• **Exercise prompt**:
Find the string "ISOLATION" in the entries and copy each line that has it.

Recorded data:
+++

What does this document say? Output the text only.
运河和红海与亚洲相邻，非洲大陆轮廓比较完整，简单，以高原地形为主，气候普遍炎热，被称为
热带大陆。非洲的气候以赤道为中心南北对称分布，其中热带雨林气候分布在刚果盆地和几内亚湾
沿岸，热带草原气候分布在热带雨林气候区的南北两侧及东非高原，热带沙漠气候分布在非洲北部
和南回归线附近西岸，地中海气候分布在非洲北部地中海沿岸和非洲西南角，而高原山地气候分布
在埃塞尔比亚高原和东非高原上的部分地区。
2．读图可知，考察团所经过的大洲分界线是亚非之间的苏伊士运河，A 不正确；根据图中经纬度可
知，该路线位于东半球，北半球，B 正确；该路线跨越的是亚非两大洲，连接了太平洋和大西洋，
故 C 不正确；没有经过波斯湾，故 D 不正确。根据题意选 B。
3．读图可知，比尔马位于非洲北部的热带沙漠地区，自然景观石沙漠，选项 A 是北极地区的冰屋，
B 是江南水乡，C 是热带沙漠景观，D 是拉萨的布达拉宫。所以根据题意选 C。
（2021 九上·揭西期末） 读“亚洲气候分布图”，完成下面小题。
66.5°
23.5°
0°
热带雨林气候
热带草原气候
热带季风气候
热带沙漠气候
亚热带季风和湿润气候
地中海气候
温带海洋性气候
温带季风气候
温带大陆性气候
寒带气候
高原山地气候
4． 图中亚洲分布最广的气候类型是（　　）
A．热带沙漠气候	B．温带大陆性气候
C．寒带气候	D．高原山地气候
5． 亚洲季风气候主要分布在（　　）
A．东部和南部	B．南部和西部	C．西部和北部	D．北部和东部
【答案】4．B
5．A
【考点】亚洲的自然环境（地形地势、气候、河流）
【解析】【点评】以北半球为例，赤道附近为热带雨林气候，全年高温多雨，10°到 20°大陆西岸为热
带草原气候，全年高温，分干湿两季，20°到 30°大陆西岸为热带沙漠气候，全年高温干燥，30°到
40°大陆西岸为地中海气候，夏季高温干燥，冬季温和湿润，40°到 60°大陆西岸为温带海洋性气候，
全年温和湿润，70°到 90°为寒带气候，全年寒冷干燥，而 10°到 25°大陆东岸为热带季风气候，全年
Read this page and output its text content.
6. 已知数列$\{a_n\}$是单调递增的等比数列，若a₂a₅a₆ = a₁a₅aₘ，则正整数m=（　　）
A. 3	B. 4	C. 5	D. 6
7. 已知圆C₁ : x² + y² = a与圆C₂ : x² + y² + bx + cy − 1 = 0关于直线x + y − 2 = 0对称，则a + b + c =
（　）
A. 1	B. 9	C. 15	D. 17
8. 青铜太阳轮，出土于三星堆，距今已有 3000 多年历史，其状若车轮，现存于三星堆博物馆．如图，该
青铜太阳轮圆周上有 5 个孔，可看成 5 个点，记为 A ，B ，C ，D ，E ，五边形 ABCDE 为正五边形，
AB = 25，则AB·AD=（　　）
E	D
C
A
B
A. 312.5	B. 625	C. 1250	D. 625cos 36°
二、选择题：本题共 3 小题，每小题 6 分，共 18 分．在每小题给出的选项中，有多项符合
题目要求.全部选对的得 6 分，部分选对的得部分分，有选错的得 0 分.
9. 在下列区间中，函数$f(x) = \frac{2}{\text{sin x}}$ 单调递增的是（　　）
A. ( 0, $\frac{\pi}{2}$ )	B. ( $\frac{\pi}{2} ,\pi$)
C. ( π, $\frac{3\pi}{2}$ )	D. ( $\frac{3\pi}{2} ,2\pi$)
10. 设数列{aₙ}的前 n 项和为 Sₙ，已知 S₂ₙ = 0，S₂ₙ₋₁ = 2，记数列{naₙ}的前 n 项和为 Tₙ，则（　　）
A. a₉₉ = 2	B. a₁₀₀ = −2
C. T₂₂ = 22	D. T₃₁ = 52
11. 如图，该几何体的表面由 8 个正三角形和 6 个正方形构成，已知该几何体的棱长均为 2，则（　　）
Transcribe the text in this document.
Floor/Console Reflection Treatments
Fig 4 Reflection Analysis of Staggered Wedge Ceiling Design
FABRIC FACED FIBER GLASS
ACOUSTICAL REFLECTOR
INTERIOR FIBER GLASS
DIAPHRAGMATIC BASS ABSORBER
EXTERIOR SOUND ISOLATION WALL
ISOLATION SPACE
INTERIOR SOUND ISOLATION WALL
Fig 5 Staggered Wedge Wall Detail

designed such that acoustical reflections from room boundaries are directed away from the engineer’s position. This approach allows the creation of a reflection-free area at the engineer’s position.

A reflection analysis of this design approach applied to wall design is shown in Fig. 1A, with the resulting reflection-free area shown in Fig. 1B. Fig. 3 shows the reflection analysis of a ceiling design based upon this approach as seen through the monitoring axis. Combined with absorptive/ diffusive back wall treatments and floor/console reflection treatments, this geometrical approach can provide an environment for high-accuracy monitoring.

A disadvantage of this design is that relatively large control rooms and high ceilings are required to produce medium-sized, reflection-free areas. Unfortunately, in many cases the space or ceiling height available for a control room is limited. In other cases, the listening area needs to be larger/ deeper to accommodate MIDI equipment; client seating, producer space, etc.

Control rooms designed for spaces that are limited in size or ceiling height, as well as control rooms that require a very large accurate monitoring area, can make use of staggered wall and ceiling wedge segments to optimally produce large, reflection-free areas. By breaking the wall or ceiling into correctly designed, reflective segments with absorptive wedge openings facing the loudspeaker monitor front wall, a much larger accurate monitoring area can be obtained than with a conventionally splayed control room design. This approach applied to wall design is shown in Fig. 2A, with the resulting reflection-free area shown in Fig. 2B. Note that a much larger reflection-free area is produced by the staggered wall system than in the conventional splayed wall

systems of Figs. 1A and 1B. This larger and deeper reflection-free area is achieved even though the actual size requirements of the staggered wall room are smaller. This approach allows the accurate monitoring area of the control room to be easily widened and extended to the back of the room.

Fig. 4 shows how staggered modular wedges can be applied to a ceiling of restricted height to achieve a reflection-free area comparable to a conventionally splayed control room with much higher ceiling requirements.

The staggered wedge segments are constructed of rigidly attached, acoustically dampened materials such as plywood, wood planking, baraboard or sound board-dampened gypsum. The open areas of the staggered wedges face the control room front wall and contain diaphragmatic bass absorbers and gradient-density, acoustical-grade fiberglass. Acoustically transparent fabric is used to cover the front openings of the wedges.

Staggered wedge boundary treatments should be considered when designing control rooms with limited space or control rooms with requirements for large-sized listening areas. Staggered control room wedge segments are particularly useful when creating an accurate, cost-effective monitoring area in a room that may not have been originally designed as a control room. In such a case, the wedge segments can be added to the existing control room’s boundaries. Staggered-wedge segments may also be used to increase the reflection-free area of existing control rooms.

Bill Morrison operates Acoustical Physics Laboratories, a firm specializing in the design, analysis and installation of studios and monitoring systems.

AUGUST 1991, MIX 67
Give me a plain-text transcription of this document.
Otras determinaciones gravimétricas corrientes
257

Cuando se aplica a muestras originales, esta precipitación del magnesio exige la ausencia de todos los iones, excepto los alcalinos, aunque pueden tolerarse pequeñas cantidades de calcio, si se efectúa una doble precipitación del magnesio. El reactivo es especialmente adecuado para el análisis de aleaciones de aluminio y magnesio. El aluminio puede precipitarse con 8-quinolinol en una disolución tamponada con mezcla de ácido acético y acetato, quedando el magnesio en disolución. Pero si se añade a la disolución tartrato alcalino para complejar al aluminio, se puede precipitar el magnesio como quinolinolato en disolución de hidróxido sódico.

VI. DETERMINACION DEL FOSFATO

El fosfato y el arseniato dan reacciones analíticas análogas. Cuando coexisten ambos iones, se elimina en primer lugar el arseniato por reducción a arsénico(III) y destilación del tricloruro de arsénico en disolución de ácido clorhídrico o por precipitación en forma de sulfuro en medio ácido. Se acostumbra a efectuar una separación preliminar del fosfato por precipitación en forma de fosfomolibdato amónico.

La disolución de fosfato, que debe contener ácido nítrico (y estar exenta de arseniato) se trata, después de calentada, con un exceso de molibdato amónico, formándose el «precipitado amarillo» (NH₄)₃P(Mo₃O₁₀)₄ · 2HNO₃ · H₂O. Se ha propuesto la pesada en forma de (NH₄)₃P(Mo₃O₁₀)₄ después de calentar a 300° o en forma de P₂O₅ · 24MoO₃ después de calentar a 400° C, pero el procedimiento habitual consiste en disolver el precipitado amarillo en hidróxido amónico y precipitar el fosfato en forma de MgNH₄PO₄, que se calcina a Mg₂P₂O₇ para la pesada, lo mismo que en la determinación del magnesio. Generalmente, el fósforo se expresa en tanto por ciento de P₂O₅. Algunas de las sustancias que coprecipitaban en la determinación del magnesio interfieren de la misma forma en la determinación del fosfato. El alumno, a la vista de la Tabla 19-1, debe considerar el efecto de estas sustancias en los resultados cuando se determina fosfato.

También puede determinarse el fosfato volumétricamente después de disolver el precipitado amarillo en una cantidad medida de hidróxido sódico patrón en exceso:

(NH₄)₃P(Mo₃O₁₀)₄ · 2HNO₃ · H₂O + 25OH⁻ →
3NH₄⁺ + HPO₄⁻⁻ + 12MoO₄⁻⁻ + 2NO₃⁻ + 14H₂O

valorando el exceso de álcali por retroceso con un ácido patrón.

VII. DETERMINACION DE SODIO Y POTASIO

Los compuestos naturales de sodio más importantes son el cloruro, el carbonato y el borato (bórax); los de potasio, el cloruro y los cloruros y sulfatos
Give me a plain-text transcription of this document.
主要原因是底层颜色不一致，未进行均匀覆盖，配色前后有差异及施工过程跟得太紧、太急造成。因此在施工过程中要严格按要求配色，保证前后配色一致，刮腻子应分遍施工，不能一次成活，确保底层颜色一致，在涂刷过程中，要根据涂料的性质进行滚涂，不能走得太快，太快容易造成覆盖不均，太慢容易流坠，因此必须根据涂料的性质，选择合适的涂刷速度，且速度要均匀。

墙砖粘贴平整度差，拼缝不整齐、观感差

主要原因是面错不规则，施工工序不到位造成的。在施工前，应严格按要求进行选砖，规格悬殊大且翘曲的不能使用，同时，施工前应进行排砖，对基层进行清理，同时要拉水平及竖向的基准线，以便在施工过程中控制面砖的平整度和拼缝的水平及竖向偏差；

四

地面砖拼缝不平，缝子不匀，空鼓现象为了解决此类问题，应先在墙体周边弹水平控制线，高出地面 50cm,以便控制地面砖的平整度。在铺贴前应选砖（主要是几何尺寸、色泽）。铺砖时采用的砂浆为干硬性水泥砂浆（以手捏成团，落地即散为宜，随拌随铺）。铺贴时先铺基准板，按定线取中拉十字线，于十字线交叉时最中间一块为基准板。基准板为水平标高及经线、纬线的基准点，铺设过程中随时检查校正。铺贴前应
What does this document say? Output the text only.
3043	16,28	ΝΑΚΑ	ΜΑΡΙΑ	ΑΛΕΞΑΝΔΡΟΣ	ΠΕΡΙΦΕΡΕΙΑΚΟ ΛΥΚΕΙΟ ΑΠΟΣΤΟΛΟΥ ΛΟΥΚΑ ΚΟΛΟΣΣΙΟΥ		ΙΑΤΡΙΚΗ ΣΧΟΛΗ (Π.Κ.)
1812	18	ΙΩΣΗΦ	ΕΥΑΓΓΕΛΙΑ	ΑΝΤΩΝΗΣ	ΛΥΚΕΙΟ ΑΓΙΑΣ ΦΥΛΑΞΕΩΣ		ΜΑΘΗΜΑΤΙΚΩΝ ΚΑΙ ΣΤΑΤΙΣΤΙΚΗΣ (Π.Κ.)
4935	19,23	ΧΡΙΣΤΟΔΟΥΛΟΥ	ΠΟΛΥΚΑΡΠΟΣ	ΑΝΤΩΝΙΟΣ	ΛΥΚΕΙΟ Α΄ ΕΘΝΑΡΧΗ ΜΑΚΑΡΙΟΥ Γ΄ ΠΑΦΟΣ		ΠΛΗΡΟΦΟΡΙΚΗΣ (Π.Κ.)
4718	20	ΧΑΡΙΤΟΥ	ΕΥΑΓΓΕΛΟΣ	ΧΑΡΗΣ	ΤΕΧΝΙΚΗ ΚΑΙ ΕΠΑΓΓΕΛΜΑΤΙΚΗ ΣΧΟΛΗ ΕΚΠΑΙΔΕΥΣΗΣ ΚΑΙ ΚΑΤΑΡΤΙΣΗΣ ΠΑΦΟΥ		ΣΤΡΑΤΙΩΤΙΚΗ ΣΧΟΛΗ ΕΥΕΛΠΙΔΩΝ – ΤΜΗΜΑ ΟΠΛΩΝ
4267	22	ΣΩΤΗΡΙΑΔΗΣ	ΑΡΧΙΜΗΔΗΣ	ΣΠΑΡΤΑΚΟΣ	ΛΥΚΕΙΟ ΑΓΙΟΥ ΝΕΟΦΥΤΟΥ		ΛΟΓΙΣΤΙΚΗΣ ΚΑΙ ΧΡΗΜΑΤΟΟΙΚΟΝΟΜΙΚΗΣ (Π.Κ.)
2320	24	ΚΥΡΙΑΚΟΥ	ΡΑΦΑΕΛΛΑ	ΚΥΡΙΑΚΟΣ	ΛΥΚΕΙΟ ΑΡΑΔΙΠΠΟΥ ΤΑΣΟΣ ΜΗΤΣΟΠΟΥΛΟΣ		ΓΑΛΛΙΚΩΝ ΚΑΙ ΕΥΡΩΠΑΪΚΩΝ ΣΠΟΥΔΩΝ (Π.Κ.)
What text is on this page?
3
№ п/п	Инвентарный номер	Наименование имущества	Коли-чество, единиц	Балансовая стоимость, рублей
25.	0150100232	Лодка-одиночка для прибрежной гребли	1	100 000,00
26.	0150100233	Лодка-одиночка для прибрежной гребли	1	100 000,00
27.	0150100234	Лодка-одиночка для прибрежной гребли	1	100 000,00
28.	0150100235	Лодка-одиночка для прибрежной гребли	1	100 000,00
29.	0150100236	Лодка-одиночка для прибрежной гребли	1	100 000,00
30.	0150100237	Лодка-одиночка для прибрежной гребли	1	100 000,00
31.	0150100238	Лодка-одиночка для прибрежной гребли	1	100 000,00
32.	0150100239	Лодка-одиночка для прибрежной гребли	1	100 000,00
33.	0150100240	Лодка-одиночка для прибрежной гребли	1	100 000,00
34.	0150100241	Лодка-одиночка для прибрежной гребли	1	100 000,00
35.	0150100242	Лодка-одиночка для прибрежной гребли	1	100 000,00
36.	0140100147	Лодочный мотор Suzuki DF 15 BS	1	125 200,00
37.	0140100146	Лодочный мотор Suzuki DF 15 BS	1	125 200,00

+++

• **The reply**:
EXTERIOR SOUND ISOLATION WALL
ISOLATION SPACE
INTERIOR SOUND ISOLATION WALL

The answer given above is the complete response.